====== Dataset
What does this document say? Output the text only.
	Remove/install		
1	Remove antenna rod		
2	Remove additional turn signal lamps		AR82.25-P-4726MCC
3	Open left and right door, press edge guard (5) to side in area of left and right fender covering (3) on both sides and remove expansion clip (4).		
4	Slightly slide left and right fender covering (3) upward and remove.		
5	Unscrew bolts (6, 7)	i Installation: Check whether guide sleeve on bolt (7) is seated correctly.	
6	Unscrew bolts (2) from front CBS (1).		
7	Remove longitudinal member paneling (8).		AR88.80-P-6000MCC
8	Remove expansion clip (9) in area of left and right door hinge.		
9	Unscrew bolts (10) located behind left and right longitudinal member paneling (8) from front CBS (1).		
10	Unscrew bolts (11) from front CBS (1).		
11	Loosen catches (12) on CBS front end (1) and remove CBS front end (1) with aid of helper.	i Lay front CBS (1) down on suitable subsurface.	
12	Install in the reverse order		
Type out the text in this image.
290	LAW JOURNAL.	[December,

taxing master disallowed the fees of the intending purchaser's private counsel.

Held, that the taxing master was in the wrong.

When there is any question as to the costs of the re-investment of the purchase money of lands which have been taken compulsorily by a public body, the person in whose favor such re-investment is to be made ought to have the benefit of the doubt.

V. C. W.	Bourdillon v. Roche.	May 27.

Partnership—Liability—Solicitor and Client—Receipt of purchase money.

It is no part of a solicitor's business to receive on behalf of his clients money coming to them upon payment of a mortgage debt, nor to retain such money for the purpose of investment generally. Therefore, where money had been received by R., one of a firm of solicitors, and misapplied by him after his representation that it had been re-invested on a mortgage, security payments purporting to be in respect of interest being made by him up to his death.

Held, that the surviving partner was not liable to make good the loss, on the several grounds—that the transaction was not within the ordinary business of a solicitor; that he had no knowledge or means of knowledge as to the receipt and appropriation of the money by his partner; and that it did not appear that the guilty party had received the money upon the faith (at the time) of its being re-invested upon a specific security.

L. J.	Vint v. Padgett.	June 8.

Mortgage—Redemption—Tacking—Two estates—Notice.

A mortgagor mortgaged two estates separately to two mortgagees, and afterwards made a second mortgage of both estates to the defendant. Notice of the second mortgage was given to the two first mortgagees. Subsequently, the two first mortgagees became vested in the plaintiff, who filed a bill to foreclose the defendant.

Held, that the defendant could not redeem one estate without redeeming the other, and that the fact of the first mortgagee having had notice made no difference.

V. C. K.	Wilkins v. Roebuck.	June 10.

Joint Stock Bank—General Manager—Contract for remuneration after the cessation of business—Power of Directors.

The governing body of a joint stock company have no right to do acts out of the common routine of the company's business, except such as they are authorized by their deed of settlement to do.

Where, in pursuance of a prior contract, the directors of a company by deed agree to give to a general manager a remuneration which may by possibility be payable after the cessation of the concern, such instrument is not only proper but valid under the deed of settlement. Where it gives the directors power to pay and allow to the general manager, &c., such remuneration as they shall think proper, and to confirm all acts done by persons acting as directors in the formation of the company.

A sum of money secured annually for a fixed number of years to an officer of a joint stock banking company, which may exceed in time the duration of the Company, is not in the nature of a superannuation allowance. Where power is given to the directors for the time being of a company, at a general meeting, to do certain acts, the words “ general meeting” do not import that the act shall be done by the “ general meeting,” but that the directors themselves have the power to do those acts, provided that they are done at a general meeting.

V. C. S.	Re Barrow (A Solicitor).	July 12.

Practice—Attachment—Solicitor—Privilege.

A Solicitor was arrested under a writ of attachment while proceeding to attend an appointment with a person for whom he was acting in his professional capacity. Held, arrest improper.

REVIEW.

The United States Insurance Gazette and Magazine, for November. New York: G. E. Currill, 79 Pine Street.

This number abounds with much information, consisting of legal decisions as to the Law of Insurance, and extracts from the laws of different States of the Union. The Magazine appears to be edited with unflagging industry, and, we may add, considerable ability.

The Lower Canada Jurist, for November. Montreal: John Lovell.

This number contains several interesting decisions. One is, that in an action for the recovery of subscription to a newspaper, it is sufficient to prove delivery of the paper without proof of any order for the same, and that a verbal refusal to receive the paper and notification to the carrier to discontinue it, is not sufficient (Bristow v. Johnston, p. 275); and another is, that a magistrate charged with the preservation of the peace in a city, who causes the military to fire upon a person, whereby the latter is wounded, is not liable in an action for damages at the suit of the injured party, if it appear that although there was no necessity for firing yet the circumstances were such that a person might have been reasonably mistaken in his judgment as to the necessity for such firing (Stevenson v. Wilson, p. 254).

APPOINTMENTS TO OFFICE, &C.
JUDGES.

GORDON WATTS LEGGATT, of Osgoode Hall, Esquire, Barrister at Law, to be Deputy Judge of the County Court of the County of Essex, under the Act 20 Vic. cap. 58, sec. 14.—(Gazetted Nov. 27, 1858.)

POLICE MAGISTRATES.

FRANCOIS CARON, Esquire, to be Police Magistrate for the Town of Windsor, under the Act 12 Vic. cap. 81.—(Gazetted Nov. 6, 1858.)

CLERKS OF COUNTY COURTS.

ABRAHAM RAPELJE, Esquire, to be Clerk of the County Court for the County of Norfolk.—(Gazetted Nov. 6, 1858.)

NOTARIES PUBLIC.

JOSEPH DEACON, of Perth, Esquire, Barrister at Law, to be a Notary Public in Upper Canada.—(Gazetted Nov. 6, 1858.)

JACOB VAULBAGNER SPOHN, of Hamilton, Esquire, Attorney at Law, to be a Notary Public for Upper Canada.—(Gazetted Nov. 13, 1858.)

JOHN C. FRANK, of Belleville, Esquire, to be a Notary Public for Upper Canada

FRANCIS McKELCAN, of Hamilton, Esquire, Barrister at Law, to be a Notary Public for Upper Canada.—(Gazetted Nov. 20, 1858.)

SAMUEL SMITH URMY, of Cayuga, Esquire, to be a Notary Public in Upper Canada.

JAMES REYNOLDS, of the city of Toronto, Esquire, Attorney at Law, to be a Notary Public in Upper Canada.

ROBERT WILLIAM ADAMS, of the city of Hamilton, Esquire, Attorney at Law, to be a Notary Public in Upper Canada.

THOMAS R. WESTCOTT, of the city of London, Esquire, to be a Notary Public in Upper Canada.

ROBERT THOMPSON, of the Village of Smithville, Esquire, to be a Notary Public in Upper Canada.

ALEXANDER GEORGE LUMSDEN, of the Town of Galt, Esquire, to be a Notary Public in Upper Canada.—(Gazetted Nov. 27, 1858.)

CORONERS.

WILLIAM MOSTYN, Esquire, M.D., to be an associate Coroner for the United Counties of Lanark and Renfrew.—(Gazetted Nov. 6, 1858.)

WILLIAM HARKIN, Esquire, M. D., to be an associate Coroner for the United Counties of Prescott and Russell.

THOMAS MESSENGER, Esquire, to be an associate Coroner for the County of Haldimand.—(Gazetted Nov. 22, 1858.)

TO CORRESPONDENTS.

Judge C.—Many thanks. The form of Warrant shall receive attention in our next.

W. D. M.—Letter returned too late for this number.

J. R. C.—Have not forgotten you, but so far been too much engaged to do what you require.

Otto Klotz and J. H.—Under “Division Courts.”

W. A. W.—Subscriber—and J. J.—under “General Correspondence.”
============
■ **Required work**:
From the entries above, collect every line with the string "defendant" in it.

■ **Finished answer**:
A mortgagor mortgaged two estates separately to two mortgagees, and afterwards made a second mortgage of both estates to the defendant. Notice of the second mortgage was given to the two first mortgagees. Subsequently, the two first mortgagees became vested in the plaintiff, who filed a bill to foreclose the defendant.
Held, that the defendant could not redeem one estate without redeeming the other, and that the fact of the first mortgagee having had notice made no difference.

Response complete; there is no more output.